**INFORMATION SHOWN**
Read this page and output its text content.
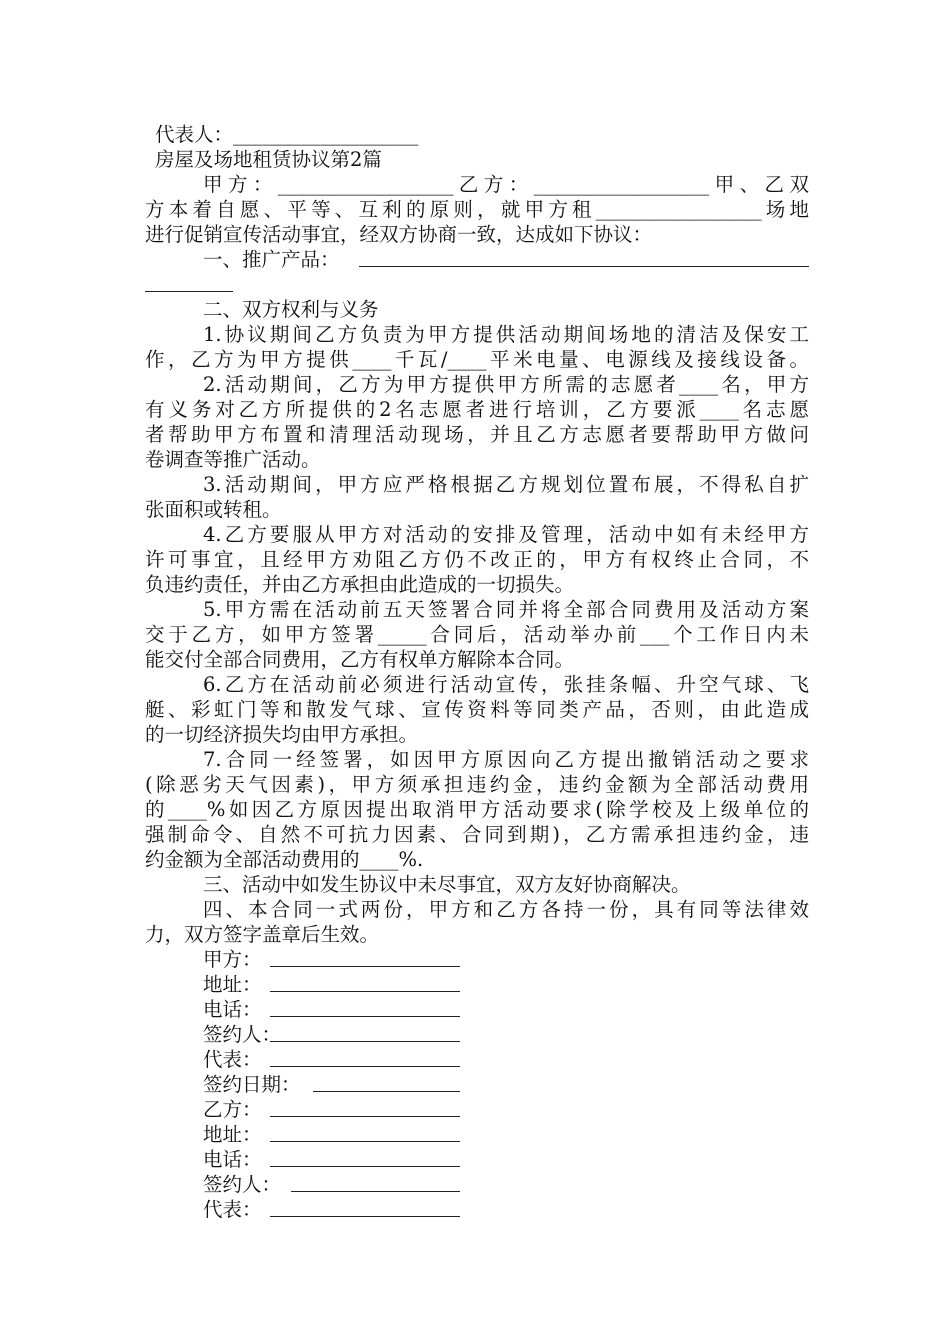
代表人：___________________
房屋及场地租赁协议第2篇
甲方：__________________乙方：__________________甲、乙双
方本着自愿、平等、互利的原则，就甲方租_________________场地
进行促销宣传活动事宜，经双方协商一致，达成如下协议：
一、推广产品：
二、双方权利与义务
1.协议期间乙方负责为甲方提供活动期间场地的清洁及保安工
作，乙方为甲方提供____千瓦/____平米电量、电源线及接线设备。
2.活动期间，乙方为甲方提供甲方所需的志愿者____名，甲方
有义务对乙方所提供的2名志愿者进行培训，乙方要派____名志愿
者帮助甲方布置和清理活动现场，并且乙方志愿者要帮助甲方做问
卷调查等推广活动。
3.活动期间，甲方应严格根据乙方规划位置布展，不得私自扩
张面积或转租。
4.乙方要服从甲方对活动的安排及管理，活动中如有未经甲方
许可事宜，且经甲方劝阻乙方仍不改正的，甲方有权终止合同，不
负违约责任，并由乙方承担由此造成的一切损失。
5.甲方需在活动前五天签署合同并将全部合同费用及活动方案
交于乙方，如甲方签署_____合同后，活动举办前___个工作日内未
能交付全部合同费用，乙方有权单方解除本合同。
6.乙方在活动前必须进行活动宣传，张挂条幅、升空气球、飞
艇、彩虹门等和散发气球、宣传资料等同类产品，否则，由此造成
的一切经济损失均由甲方承担。
7.合同一经签署，如因甲方原因向乙方提出撤销活动之要求
(除恶劣天气因素)，甲方须承担违约金，违约金额为全部活动费用
的____%如因乙方原因提出取消甲方活动要求(除学校及上级单位的
强制命令、自然不可抗力因素、合同到期)，乙方需承担违约金，违
约金额为全部活动费用的____%.
三、活动中如发生协议中未尽事宜，双方友好协商解决。
四、本合同一式两份，甲方和乙方各持一份，具有同等法律效
力，双方签字盖章后生效。
甲方：
地址：
电话：
签约人：
代表：
签约日期：
乙方：
地址：
电话：
签约人：
代表：
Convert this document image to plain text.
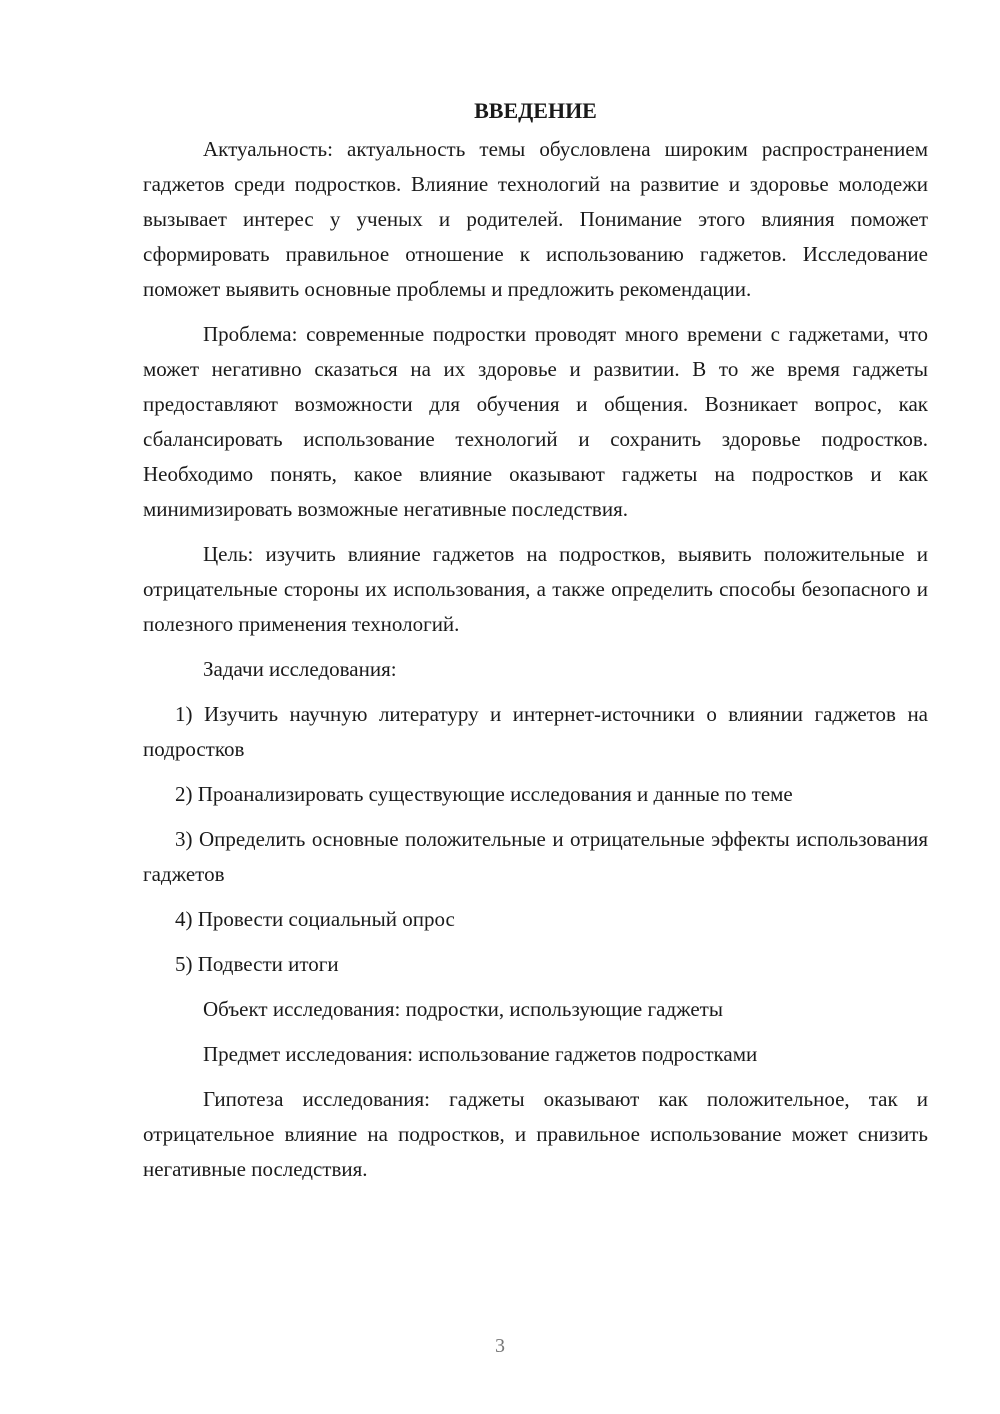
ВВЕДЕНИЕ

Актуальность: актуальность темы обусловлена широким распространением гаджетов среди подростков. Влияние технологий на развитие и здоровье молодежи вызывает интерес у ученых и родителей. Понимание этого влияния поможет сформировать правильное отношение к использованию гаджетов. Исследование поможет выявить основные проблемы и предложить рекомендации.

Проблема: современные подростки проводят много времени с гаджетами, что может негативно сказаться на их здоровье и развитии. В то же время гаджеты предоставляют возможности для обучения и общения. Возникает вопрос, как сбалансировать использование технологий и сохранить здоровье подростков. Необходимо понять, какое влияние оказывают гаджеты на подростков и как минимизировать возможные негативные последствия.

Цель: изучить влияние гаджетов на подростков, выявить положительные и отрицательные стороны их использования, а также определить способы безопасного и полезного применения технологий.

Задачи исследования:

1) Изучить научную литературу и интернет-источники о влиянии гаджетов на подростков

2) Проанализировать существующие исследования и данные по теме

3) Определить основные положительные и отрицательные эффекты использования гаджетов

4) Провести социальный опрос

5) Подвести итоги

Объект исследования: подростки, использующие гаджеты

Предмет исследования: использование гаджетов подростками

Гипотеза исследования: гаджеты оказывают как положительное, так и отрицательное влияние на подростков, и правильное использование может снизить негативные последствия.

3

**SET TASK**
Your copy should match the entries exactly, minus the pictures.

**ANSWER IN FULL**
Read this page and output its text content.
代表人：___________________
房屋及场地租赁协议第2篇
甲方：__________________乙方：__________________甲、乙双
方本着自愿、平等、互利的原则，就甲方租_________________场地
进行促销宣传活动事宜，经双方协商一致，达成如下协议：
一、推广产品：
二、双方权利与义务
1.协议期间乙方负责为甲方提供活动期间场地的清洁及保安工
作，乙方为甲方提供____千瓦/____平米电量、电源线及接线设备。
2.活动期间，乙方为甲方提供甲方所需的志愿者____名，甲方
有义务对乙方所提供的2名志愿者进行培训，乙方要派____名志愿
者帮助甲方布置和清理活动现场，并且乙方志愿者要帮助甲方做问
卷调查等推广活动。
3.活动期间，甲方应严格根据乙方规划位置布展，不得私自扩
张面积或转租。
4.乙方要服从甲方对活动的安排及管理，活动中如有未经甲方
许可事宜，且经甲方劝阻乙方仍不改正的，甲方有权终止合同，不
负违约责任，并由乙方承担由此造成的一切损失。
5.甲方需在活动前五天签署合同并将全部合同费用及活动方案
交于乙方，如甲方签署_____合同后，活动举办前___个工作日内未
能交付全部合同费用，乙方有权单方解除本合同。
6.乙方在活动前必须进行活动宣传，张挂条幅、升空气球、飞
艇、彩虹门等和散发气球、宣传资料等同类产品，否则，由此造成
的一切经济损失均由甲方承担。
7.合同一经签署，如因甲方原因向乙方提出撤销活动之要求
(除恶劣天气因素)，甲方须承担违约金，违约金额为全部活动费用
的____%如因乙方原因提出取消甲方活动要求(除学校及上级单位的
强制命令、自然不可抗力因素、合同到期)，乙方需承担违约金，违
约金额为全部活动费用的____%.
三、活动中如发生协议中未尽事宜，双方友好协商解决。
四、本合同一式两份，甲方和乙方各持一份，具有同等法律效
力，双方签字盖章后生效。
甲方：
地址：
电话：
签约人：
代表：
签约日期：
乙方：
地址：
电话：
签约人：
代表：
Convert this document image to plain text.
ВВЕДЕНИЕ

Актуальность: актуальность темы обусловлена широким распространением гаджетов среди подростков. Влияние технологий на развитие и здоровье молодежи вызывает интерес у ученых и родителей. Понимание этого влияния поможет сформировать правильное отношение к использованию гаджетов. Исследование поможет выявить основные проблемы и предложить рекомендации.

Проблема: современные подростки проводят много времени с гаджетами, что может негативно сказаться на их здоровье и развитии. В то же время гаджеты предоставляют возможности для обучения и общения. Возникает вопрос, как сбалансировать использование технологий и сохранить здоровье подростков. Необходимо понять, какое влияние оказывают гаджеты на подростков и как минимизировать возможные негативные последствия.

Цель: изучить влияние гаджетов на подростков, выявить положительные и отрицательные стороны их использования, а также определить способы безопасного и полезного применения технологий.

Задачи исследования:

1) Изучить научную литературу и интернет-источники о влиянии гаджетов на подростков

2) Проанализировать существующие исследования и данные по теме

3) Определить основные положительные и отрицательные эффекты использования гаджетов

4) Провести социальный опрос

5) Подвести итоги

Объект исследования: подростки, использующие гаджеты

Предмет исследования: использование гаджетов подростками

Гипотеза исследования: гаджеты оказывают как положительное, так и отрицательное влияние на подростков, и правильное использование может снизить негативные последствия.

3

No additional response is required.